[START INPUT]
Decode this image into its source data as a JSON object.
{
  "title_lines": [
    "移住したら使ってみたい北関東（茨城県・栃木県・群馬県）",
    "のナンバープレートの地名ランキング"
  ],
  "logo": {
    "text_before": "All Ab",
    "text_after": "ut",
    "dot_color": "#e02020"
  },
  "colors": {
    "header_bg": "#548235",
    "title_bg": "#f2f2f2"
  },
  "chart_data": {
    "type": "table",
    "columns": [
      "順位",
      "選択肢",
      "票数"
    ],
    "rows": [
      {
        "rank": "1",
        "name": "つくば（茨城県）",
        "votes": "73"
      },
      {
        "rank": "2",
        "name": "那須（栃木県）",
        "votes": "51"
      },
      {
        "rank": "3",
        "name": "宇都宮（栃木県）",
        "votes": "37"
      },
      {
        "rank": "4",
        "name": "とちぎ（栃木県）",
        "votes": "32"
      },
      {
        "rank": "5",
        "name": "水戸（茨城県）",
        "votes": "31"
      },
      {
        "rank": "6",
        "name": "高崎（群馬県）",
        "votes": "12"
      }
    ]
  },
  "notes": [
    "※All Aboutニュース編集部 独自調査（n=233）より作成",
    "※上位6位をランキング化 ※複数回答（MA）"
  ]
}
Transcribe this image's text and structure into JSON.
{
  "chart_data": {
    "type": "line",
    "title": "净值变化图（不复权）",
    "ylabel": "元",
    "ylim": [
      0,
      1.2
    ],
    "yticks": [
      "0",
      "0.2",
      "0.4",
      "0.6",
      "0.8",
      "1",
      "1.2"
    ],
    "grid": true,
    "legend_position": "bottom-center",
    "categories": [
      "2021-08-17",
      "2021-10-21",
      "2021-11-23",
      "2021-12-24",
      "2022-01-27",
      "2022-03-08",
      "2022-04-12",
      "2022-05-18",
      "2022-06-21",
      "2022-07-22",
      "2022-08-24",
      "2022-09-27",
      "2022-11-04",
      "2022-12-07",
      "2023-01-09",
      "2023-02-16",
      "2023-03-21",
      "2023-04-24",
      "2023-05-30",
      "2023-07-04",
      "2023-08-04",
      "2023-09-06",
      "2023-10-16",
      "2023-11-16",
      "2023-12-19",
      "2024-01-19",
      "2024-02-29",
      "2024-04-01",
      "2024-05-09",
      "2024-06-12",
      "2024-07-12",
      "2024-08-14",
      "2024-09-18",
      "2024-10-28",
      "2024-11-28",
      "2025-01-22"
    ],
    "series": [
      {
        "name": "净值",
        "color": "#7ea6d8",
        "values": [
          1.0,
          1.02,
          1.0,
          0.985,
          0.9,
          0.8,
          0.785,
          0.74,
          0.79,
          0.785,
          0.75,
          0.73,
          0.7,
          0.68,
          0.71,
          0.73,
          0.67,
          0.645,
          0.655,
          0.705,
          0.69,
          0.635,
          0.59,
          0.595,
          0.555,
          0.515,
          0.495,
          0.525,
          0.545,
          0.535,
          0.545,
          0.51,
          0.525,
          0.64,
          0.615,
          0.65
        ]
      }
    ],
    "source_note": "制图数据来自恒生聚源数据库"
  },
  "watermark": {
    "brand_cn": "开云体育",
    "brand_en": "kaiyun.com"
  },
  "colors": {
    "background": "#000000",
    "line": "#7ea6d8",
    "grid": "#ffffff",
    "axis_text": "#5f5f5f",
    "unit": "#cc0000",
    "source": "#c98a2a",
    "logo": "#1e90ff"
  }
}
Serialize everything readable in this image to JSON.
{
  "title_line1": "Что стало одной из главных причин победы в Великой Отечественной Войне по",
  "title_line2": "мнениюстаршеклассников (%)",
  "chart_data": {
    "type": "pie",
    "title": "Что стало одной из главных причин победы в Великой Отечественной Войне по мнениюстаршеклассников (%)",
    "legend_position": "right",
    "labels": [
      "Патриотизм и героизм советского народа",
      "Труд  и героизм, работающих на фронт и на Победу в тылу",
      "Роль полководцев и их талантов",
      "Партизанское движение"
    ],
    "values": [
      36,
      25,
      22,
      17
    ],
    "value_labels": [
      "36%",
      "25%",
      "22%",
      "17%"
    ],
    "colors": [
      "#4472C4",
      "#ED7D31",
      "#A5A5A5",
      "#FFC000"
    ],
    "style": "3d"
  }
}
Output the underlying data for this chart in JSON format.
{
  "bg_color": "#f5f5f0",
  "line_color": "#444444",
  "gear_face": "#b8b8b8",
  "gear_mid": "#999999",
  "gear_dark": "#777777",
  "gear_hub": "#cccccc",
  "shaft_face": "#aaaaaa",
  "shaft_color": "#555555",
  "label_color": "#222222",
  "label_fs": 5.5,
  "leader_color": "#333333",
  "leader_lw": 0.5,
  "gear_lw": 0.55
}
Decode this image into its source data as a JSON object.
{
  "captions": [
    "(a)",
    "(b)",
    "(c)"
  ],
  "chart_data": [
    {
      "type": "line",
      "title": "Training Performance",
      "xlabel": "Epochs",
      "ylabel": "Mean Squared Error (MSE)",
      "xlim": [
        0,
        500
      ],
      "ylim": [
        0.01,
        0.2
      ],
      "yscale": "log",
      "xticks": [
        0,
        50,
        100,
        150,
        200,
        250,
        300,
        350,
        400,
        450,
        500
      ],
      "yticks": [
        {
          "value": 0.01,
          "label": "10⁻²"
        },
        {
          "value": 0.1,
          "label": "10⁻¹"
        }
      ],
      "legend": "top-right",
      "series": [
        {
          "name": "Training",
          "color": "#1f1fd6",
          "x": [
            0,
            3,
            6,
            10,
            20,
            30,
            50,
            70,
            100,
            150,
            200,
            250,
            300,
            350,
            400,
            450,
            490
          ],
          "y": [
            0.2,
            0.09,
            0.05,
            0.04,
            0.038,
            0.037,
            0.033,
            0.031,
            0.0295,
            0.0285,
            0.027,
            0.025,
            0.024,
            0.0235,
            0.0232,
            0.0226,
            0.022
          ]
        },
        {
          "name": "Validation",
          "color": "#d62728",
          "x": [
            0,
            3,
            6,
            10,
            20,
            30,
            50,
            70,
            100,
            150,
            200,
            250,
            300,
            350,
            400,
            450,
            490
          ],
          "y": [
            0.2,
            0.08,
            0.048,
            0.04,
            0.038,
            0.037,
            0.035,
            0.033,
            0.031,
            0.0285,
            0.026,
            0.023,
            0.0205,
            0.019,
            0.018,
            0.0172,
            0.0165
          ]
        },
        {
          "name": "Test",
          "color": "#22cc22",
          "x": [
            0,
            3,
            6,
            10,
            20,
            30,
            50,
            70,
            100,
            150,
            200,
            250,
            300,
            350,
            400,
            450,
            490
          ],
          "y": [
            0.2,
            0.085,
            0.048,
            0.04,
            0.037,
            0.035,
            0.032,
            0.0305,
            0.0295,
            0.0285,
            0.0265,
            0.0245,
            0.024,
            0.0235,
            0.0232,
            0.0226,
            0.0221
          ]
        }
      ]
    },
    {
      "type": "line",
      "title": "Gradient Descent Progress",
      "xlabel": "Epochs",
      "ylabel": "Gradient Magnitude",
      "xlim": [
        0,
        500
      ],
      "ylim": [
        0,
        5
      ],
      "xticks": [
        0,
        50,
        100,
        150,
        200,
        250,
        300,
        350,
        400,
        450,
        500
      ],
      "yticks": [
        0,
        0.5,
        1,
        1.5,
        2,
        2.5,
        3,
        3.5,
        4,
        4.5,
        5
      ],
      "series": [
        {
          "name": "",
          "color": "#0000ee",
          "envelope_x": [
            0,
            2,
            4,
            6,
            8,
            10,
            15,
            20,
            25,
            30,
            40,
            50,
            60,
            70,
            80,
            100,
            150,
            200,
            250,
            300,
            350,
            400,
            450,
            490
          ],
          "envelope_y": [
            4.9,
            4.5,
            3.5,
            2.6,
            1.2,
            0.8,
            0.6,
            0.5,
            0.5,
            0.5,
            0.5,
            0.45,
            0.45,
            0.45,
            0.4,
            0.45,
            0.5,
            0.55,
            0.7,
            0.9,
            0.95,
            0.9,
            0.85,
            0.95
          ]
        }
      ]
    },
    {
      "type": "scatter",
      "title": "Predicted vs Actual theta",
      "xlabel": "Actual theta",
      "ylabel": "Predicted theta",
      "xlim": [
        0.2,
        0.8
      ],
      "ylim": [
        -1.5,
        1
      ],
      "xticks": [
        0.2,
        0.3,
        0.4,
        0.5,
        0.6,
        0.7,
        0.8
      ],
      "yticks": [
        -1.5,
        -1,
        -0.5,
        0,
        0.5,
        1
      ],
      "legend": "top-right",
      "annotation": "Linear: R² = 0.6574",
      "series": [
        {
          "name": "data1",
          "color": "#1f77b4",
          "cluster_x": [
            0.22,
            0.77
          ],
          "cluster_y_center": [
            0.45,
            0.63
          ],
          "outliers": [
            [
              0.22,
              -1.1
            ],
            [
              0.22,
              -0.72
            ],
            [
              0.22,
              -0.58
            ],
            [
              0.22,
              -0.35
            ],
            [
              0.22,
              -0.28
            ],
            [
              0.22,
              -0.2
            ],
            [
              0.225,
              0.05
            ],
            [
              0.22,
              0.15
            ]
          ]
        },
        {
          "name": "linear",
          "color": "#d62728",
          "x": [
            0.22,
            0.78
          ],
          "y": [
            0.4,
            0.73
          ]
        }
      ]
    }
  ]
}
[END INPUT]
Calculate how many lines of the material include the string "одной", and state that number by itself.

2